-- What you should do --
Output these entries word for word, starting with the first line and going on through the line containing "x-group-label: B点 <box>356 651 384 668</box>".

-- Raw data --
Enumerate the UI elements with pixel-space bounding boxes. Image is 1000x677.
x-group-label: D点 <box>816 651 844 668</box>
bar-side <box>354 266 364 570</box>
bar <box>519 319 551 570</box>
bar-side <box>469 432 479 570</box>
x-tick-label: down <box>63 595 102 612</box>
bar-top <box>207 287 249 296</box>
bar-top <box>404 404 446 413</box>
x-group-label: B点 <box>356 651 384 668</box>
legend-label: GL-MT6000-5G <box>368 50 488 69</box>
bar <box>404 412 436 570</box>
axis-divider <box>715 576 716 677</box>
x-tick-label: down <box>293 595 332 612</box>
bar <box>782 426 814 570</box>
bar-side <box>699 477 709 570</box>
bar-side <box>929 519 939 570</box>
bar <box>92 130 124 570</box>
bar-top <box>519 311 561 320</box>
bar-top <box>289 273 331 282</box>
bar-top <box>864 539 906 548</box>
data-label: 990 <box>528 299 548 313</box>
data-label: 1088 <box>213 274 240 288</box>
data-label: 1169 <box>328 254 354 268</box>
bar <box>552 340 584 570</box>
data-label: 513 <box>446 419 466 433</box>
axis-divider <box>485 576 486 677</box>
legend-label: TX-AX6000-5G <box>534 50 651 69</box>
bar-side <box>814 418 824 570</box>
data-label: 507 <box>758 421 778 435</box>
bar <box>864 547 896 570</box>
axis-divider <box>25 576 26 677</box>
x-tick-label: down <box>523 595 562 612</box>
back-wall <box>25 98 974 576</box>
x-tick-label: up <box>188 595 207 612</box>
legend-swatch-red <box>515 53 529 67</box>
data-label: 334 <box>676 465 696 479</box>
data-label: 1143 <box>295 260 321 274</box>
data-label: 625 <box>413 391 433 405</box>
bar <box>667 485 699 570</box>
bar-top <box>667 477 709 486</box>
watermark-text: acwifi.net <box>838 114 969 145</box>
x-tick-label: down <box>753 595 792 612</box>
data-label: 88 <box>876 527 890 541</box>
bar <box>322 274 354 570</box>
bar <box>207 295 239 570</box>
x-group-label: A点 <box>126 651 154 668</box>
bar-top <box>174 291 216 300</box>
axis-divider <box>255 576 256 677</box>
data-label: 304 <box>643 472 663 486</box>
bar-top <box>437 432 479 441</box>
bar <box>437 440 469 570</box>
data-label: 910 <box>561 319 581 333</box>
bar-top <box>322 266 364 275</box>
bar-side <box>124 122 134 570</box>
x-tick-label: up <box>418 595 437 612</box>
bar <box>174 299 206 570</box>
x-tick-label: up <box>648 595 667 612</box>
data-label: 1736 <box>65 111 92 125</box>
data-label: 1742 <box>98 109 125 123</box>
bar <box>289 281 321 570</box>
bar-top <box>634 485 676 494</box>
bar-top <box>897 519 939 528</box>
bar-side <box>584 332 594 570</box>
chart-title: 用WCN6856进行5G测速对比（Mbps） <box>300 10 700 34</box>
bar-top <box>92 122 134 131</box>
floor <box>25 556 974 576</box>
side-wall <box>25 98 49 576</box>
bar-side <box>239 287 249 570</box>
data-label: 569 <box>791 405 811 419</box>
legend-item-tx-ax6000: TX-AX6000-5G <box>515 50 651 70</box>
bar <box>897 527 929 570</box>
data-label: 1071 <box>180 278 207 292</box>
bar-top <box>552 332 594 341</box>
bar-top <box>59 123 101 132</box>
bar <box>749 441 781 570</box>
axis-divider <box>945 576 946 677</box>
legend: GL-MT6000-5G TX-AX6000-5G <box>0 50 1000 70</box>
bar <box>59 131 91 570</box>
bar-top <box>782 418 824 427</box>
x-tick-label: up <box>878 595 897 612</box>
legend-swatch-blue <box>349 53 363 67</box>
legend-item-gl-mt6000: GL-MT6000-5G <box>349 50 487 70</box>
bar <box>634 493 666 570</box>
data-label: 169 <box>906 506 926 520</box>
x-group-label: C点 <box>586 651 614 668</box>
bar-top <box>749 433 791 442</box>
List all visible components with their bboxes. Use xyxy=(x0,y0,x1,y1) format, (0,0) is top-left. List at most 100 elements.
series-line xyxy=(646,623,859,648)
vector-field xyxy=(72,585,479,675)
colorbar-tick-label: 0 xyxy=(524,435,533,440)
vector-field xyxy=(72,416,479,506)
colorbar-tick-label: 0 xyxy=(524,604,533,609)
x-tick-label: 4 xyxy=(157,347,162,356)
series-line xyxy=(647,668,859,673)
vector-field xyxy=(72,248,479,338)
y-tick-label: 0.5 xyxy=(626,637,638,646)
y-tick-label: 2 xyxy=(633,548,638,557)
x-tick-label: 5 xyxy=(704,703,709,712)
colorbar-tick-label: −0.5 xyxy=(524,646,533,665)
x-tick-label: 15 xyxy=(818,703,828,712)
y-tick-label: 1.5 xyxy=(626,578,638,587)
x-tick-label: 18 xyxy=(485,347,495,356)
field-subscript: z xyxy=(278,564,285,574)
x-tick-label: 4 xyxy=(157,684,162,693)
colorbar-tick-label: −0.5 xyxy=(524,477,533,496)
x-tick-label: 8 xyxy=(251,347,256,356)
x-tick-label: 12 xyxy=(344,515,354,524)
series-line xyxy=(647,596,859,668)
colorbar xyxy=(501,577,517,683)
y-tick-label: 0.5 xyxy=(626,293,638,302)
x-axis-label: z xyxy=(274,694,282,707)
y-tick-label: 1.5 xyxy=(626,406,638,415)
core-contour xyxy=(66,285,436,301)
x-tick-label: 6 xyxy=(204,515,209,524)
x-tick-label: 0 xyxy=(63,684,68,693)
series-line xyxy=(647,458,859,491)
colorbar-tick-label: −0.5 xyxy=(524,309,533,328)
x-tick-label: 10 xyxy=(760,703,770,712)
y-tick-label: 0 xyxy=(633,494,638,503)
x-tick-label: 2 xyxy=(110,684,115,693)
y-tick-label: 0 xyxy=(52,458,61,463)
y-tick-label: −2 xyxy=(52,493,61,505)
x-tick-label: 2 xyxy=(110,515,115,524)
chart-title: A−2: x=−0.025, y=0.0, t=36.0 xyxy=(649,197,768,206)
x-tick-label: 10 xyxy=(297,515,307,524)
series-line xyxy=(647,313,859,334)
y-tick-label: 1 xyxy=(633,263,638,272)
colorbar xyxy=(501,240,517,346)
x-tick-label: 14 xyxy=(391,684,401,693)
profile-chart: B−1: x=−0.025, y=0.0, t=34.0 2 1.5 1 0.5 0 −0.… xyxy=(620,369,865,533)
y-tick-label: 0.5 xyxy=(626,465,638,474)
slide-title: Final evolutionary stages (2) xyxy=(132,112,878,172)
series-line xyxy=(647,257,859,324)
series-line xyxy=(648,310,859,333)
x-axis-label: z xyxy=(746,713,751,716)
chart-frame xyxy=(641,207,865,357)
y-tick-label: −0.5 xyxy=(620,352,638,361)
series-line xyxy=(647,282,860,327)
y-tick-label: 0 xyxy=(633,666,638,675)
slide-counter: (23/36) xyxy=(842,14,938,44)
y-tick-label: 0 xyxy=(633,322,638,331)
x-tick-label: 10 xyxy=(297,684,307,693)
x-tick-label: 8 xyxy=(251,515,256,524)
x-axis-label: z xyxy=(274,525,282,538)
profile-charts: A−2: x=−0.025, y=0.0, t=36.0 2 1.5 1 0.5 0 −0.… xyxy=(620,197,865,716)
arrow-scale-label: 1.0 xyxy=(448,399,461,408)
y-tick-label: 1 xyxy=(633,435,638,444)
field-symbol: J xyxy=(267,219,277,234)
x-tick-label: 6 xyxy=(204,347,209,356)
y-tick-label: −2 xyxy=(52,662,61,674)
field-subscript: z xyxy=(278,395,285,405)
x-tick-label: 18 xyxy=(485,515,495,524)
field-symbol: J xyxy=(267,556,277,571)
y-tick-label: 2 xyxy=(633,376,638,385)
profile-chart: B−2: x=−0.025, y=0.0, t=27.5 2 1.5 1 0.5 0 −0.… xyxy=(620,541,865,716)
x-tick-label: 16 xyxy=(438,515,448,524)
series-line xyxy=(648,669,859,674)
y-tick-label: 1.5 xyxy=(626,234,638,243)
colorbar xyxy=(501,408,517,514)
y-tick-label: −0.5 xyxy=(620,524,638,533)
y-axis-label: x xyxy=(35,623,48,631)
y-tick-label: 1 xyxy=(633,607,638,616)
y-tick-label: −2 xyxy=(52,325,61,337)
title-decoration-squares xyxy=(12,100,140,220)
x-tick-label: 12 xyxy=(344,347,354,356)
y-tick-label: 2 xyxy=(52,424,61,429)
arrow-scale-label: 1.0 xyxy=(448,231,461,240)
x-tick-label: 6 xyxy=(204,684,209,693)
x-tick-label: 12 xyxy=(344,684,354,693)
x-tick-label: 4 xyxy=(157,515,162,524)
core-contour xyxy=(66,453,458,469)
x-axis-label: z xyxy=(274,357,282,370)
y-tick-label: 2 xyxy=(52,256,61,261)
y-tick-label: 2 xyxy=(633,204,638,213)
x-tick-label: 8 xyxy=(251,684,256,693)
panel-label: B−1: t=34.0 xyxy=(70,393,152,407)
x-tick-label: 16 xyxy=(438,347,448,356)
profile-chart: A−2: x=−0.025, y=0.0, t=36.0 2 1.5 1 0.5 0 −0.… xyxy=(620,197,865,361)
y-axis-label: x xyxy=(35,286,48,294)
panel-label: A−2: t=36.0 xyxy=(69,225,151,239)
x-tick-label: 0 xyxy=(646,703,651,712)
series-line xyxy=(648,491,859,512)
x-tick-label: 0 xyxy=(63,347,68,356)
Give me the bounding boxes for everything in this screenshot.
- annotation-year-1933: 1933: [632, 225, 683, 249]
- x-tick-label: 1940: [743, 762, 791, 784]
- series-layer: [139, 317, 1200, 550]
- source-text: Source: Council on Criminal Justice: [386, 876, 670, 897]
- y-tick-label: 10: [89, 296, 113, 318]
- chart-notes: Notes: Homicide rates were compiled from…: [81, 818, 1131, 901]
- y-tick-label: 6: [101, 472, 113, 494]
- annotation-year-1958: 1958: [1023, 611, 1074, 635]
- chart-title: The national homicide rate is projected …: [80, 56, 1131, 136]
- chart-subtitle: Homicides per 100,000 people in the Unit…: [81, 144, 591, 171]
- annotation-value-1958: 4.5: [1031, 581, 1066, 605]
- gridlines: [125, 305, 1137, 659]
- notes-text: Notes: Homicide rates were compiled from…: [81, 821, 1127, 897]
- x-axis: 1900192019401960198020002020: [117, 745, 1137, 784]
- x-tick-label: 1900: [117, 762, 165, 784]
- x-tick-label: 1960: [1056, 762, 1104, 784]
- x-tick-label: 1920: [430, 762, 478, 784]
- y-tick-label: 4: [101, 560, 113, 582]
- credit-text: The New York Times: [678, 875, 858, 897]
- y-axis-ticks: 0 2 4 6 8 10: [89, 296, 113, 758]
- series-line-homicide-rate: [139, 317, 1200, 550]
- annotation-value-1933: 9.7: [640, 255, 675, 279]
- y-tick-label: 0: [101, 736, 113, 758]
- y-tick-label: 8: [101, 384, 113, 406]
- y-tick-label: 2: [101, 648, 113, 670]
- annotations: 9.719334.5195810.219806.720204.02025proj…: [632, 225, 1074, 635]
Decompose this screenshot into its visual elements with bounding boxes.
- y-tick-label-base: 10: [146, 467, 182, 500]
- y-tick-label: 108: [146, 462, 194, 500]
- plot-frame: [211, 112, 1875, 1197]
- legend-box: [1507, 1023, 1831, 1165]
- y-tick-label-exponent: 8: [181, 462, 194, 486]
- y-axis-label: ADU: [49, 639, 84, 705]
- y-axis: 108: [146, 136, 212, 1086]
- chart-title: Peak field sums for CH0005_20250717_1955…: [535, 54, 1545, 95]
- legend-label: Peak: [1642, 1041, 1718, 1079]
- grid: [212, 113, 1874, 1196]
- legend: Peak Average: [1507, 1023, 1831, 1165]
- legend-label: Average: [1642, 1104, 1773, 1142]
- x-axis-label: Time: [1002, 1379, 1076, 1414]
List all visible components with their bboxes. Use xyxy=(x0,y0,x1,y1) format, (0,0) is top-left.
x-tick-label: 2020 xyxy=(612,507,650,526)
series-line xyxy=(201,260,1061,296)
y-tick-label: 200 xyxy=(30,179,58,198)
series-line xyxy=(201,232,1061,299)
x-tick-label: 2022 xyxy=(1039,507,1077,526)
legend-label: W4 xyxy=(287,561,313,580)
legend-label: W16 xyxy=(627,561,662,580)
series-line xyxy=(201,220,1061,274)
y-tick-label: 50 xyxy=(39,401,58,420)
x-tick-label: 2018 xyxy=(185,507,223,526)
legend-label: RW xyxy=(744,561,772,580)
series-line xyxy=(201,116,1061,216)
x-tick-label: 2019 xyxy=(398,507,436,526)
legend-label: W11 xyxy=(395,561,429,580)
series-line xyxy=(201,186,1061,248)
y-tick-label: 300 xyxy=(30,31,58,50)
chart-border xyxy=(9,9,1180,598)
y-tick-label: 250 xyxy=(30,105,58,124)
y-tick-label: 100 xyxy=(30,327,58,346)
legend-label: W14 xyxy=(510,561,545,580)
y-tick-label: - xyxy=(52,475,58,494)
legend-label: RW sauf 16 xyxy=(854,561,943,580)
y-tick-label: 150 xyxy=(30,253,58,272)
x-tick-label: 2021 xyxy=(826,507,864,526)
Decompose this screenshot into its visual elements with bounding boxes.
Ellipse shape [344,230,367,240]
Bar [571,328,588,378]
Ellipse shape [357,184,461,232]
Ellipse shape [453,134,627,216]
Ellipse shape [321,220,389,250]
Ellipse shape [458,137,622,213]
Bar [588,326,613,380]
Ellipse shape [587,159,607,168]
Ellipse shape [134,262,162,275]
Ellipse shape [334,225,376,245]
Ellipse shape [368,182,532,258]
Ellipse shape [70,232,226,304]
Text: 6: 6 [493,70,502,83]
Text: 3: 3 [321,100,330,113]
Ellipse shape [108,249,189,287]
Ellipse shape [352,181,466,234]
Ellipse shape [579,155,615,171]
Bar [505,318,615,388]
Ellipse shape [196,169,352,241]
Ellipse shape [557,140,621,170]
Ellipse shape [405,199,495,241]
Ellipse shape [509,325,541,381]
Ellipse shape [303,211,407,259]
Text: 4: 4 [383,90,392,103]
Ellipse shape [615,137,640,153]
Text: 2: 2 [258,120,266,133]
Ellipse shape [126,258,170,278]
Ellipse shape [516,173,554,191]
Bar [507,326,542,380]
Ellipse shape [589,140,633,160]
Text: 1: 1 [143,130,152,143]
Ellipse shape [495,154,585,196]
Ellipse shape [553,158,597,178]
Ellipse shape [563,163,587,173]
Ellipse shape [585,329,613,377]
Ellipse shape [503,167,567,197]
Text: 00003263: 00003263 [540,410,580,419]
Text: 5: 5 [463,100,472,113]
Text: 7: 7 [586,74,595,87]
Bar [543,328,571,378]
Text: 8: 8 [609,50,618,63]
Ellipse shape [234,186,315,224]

-- Answer for the task --
Enumerate the UI elements with pixel-space bounding boxes. Image is 1000x677.
x-group-label: D点 <box>816 651 844 668</box>
bar-side <box>354 266 364 570</box>
bar <box>519 319 551 570</box>
bar-side <box>469 432 479 570</box>
x-tick-label: down <box>63 595 102 612</box>
bar-top <box>207 287 249 296</box>
bar-top <box>404 404 446 413</box>
x-group-label: B点 <box>356 651 384 668</box>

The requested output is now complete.